- **WHAT IS BEING ASKED**: Only lines with the string "Ennusteen" matter here; gather them from the material below.

- **EXTRACTED RECORDS**:
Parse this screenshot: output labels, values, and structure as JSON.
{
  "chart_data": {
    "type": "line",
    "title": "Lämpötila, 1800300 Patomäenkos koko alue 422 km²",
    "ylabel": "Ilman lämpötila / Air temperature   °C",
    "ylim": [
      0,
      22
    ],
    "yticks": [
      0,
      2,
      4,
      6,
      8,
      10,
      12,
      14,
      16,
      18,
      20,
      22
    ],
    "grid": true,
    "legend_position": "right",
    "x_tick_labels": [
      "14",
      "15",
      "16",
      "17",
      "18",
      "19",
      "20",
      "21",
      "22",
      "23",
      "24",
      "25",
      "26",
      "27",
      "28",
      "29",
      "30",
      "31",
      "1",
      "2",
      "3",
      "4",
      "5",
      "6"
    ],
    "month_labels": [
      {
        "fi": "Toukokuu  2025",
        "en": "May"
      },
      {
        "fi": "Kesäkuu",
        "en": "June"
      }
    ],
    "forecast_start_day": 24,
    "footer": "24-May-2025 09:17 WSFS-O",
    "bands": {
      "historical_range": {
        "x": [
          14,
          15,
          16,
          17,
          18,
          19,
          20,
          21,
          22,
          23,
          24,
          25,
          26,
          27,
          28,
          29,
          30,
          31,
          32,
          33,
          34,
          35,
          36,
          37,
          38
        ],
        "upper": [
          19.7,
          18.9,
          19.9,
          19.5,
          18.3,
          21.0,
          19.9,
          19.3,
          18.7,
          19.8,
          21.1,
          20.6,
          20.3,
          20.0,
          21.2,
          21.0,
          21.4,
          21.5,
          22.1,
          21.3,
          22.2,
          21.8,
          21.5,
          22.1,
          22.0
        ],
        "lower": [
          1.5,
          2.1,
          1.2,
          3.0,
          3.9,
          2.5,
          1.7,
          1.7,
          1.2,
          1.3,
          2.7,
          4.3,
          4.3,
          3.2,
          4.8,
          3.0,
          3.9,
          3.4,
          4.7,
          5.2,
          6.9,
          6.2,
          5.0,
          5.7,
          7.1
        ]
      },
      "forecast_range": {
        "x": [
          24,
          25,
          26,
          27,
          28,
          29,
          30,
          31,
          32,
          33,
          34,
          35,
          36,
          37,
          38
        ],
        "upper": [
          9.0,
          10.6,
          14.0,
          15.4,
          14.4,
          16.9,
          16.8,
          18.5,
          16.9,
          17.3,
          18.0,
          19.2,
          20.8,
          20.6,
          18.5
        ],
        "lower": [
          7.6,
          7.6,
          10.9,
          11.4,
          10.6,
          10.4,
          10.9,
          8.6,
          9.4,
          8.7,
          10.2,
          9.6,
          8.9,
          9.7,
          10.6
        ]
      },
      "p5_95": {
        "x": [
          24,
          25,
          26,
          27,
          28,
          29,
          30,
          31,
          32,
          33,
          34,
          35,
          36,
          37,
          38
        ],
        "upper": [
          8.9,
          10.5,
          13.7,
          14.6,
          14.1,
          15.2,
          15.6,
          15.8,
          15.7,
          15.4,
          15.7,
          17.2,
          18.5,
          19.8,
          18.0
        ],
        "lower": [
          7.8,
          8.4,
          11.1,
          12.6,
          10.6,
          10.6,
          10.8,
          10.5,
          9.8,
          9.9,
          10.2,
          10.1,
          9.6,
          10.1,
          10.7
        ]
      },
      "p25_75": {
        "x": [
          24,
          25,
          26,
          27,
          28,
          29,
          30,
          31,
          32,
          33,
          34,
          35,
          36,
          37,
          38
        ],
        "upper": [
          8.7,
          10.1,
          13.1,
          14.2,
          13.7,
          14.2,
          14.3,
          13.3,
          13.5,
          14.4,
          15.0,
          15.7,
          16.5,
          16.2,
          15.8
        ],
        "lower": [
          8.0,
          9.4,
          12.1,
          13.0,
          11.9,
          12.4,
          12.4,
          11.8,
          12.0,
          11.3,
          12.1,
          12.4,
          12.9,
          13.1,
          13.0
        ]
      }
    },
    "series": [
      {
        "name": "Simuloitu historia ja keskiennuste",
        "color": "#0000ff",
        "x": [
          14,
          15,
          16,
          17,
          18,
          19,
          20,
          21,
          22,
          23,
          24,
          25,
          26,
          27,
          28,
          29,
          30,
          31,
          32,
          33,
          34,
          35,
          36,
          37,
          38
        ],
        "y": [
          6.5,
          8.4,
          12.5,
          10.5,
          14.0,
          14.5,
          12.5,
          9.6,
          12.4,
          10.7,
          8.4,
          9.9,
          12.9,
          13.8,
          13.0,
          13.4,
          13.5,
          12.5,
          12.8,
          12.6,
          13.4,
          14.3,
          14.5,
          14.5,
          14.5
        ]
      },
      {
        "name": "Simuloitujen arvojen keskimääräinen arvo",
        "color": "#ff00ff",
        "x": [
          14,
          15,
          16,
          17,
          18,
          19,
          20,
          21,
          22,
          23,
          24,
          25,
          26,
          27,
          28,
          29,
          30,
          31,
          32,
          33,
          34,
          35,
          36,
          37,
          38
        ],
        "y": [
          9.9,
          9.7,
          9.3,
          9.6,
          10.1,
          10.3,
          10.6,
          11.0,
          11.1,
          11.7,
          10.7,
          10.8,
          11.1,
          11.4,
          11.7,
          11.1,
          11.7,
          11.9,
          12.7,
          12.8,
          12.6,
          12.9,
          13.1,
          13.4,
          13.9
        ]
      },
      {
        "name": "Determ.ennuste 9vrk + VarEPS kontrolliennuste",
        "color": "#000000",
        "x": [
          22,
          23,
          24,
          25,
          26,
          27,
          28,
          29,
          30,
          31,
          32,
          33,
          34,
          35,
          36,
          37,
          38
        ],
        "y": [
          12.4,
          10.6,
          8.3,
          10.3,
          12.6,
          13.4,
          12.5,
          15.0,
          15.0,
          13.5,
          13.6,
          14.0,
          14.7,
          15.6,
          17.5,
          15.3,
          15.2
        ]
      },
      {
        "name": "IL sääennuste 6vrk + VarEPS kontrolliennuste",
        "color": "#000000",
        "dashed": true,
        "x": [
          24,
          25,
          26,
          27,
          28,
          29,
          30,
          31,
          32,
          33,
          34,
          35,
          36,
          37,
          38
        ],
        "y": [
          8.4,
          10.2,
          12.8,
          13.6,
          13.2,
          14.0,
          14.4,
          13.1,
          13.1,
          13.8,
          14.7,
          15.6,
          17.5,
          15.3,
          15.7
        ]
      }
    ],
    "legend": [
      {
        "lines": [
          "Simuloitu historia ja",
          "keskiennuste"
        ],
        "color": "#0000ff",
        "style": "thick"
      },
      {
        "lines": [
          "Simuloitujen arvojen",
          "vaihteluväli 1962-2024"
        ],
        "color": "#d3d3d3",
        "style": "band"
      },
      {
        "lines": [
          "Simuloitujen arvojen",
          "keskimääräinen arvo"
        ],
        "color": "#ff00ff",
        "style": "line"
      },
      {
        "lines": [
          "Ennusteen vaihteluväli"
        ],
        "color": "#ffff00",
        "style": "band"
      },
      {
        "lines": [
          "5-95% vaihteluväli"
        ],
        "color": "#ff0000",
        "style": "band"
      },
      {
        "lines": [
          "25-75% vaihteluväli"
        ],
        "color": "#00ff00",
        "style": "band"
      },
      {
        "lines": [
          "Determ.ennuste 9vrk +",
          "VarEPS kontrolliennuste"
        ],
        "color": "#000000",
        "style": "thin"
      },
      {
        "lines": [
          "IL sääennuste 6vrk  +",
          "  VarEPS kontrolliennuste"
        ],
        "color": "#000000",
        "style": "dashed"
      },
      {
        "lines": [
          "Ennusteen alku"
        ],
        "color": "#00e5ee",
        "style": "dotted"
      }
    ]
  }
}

- **EXERCISE ANSWER**:
          "Ennusteen vaihteluväli"
          "Ennusteen alku"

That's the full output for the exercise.